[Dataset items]
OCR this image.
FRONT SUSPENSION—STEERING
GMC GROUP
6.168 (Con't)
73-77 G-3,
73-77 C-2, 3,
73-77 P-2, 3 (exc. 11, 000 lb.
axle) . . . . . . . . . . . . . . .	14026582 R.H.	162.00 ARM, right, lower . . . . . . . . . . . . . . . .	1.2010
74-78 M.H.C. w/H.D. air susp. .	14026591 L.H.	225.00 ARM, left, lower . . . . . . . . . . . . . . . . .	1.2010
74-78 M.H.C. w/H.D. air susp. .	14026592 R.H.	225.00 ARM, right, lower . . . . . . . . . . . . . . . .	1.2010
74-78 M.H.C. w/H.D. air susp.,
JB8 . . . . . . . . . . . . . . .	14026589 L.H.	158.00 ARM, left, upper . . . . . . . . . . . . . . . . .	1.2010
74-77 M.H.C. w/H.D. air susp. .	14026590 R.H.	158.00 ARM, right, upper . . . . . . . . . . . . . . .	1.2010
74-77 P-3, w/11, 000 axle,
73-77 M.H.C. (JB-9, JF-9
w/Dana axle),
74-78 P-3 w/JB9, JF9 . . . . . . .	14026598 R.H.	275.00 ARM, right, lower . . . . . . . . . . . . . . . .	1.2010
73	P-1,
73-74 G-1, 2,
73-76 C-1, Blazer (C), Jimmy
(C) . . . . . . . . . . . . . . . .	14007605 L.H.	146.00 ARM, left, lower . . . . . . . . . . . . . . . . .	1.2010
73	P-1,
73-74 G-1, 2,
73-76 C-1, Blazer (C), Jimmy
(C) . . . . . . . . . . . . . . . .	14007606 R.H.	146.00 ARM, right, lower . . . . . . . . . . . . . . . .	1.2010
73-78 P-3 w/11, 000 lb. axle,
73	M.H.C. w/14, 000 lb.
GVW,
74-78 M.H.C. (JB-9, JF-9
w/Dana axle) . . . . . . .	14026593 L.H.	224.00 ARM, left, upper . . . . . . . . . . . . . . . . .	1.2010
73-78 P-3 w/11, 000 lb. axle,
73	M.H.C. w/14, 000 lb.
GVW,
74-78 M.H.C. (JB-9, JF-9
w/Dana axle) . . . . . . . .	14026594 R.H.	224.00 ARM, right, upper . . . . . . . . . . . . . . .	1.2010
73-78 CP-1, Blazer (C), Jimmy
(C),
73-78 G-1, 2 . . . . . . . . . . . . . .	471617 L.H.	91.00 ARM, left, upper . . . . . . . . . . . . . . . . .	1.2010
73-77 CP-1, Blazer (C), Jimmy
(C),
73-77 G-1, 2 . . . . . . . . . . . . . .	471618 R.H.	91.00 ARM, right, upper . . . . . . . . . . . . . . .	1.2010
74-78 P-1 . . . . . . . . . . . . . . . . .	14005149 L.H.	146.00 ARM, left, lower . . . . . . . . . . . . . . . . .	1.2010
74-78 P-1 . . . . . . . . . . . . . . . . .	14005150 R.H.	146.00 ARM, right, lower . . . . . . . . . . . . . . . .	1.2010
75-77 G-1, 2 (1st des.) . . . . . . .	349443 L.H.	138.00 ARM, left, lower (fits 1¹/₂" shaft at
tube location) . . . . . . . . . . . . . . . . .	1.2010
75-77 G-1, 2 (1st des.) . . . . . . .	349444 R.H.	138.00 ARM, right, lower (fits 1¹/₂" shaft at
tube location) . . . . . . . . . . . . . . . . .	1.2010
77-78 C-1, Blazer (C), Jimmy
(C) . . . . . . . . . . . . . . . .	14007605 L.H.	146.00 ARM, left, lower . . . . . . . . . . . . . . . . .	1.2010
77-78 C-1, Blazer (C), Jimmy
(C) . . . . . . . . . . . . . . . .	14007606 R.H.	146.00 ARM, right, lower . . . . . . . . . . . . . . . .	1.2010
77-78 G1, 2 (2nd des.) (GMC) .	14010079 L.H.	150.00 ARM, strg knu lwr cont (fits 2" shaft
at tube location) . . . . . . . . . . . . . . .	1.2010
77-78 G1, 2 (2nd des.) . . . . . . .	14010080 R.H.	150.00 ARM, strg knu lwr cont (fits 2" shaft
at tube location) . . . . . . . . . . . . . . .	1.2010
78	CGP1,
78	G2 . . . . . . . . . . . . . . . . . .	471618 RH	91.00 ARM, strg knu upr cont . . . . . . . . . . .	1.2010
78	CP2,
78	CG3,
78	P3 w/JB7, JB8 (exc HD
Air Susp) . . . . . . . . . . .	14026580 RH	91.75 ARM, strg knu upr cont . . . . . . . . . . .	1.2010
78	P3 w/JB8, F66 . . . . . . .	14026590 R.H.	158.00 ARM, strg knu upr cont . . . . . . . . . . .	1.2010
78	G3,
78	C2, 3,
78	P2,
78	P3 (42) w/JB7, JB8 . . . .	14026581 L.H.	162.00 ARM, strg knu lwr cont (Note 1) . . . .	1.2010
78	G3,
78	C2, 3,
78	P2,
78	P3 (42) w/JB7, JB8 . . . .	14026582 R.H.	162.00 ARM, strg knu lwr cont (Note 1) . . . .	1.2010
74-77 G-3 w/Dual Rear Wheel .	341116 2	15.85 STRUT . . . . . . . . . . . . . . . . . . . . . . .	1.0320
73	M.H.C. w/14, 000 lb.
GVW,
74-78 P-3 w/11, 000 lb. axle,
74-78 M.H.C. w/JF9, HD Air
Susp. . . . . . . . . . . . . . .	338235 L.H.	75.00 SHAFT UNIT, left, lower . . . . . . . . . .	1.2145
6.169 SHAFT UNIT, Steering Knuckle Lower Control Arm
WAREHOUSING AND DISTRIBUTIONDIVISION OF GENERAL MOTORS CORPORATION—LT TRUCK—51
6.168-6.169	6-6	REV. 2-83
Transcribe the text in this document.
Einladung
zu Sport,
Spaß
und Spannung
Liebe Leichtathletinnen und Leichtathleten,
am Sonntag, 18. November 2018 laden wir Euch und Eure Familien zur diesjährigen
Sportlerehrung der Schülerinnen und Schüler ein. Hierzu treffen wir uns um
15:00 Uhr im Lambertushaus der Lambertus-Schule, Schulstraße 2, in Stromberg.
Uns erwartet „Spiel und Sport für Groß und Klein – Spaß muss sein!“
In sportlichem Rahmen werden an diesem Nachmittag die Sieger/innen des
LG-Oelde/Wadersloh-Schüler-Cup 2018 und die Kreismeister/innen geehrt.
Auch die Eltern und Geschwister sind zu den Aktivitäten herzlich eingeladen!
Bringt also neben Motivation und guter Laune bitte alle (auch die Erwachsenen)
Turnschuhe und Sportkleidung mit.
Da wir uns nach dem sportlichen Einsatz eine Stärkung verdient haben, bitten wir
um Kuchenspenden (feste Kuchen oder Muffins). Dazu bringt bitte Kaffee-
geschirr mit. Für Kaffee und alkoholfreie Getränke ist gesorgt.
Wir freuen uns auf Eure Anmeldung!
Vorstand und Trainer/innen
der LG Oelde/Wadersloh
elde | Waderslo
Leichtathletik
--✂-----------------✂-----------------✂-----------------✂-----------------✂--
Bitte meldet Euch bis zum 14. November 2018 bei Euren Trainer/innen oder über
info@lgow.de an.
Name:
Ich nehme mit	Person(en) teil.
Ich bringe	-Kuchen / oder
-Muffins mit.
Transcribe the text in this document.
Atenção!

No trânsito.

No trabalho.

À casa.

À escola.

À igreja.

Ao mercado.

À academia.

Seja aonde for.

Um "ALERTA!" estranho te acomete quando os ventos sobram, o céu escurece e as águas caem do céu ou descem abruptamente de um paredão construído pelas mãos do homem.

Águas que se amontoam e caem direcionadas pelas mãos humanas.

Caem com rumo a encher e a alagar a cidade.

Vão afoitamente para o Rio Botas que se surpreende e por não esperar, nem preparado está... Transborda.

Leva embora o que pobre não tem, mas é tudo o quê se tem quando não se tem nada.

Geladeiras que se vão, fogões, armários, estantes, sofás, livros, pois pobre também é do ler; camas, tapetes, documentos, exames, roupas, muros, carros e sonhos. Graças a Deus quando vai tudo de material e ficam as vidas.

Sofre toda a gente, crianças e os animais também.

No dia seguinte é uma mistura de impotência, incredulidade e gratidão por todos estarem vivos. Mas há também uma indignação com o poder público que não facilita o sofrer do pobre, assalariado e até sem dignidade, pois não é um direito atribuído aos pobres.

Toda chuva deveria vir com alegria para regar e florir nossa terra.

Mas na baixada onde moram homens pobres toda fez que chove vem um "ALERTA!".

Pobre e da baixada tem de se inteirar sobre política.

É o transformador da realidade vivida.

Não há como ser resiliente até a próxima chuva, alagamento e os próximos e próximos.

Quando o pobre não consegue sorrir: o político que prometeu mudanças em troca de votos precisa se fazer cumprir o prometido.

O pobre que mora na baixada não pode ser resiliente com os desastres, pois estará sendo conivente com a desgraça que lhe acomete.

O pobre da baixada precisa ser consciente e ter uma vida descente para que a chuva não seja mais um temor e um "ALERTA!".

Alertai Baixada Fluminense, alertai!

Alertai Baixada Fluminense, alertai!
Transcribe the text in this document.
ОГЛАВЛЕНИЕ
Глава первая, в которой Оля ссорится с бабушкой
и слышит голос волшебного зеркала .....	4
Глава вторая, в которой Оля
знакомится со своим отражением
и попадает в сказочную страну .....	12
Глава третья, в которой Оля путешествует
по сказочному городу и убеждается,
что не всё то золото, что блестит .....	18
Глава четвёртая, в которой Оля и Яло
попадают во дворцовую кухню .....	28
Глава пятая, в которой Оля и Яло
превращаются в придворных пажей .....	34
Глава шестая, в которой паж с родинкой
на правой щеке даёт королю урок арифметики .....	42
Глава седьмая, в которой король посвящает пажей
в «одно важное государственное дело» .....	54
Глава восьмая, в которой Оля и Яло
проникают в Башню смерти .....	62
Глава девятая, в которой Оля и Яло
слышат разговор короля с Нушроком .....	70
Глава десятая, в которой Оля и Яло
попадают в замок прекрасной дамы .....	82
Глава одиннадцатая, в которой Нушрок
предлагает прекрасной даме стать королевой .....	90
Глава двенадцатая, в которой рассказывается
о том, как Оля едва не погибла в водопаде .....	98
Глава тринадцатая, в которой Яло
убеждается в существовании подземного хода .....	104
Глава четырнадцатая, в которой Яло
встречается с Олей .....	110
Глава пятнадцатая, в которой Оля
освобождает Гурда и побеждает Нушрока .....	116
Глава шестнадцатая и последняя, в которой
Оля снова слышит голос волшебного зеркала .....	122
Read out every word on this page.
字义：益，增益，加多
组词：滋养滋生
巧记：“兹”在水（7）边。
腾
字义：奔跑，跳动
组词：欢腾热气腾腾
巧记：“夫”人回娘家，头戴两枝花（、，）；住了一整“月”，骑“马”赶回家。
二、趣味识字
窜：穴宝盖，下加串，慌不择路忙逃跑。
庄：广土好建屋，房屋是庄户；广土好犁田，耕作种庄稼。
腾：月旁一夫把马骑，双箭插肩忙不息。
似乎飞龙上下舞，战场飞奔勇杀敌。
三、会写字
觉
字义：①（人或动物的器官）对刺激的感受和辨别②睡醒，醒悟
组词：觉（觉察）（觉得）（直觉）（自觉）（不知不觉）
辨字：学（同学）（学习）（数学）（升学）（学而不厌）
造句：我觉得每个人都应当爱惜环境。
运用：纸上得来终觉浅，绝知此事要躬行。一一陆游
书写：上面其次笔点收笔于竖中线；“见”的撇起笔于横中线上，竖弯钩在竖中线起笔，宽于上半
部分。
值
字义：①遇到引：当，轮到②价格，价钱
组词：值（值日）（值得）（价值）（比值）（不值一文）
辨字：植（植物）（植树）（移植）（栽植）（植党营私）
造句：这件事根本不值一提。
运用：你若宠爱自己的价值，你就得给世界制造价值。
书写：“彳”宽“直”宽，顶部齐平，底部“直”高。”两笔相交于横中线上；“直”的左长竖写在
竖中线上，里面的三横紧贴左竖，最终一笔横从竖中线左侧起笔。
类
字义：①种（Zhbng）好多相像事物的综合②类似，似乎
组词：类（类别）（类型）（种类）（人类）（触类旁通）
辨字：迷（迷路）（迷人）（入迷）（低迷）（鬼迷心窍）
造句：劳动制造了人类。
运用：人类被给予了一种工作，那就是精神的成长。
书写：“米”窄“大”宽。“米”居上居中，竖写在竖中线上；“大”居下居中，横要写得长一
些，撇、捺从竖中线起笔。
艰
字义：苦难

__Short task__. Locate "Read out every word on this page." in the data above. Then repeat, exactly, its line and each line after it through the last, adding nothing.

__Correct answer__.
Read out every word on this page.
字义：益，增益，加多
组词：滋养滋生
巧记：“兹”在水（7）边。
腾
字义：奔跑，跳动
组词：欢腾热气腾腾
巧记：“夫”人回娘家，头戴两枝花（、，）；住了一整“月”，骑“马”赶回家。
二、趣味识字
窜：穴宝盖，下加串，慌不择路忙逃跑。
庄：广土好建屋，房屋是庄户；广土好犁田，耕作种庄稼。
腾：月旁一夫把马骑，双箭插肩忙不息。
似乎飞龙上下舞，战场飞奔勇杀敌。
三、会写字
觉
字义：①（人或动物的器官）对刺激的感受和辨别②睡醒，醒悟
组词：觉（觉察）（觉得）（直觉）（自觉）（不知不觉）
辨字：学（同学）（学习）（数学）（升学）（学而不厌）
造句：我觉得每个人都应当爱惜环境。
运用：纸上得来终觉浅，绝知此事要躬行。一一陆游
书写：上面其次笔点收笔于竖中线；“见”的撇起笔于横中线上，竖弯钩在竖中线起笔，宽于上半
部分。
值
字义：①遇到引：当，轮到②价格，价钱
组词：值（值日）（值得）（价值）（比值）（不值一文）
辨字：植（植物）（植树）（移植）（栽植）（植党营私）
造句：这件事根本不值一提。
运用：你若宠爱自己的价值，你就得给世界制造价值。
书写：“彳”宽“直”宽，顶部齐平，底部“直”高。”两笔相交于横中线上；“直”的左长竖写在
竖中线上，里面的三横紧贴左竖，最终一笔横从竖中线左侧起笔。
类
字义：①种（Zhbng）好多相像事物的综合②类似，似乎
组词：类（类别）（类型）（种类）（人类）（触类旁通）
辨字：迷（迷路）（迷人）（入迷）（低迷）（鬼迷心窍）
造句：劳动制造了人类。
运用：人类被给予了一种工作，那就是精神的成长。
书写：“米”窄“大”宽。“米”居上居中，竖写在竖中线上；“大”居下居中，横要写得长一
些，撇、捺从竖中线起笔。
艰
字义：苦难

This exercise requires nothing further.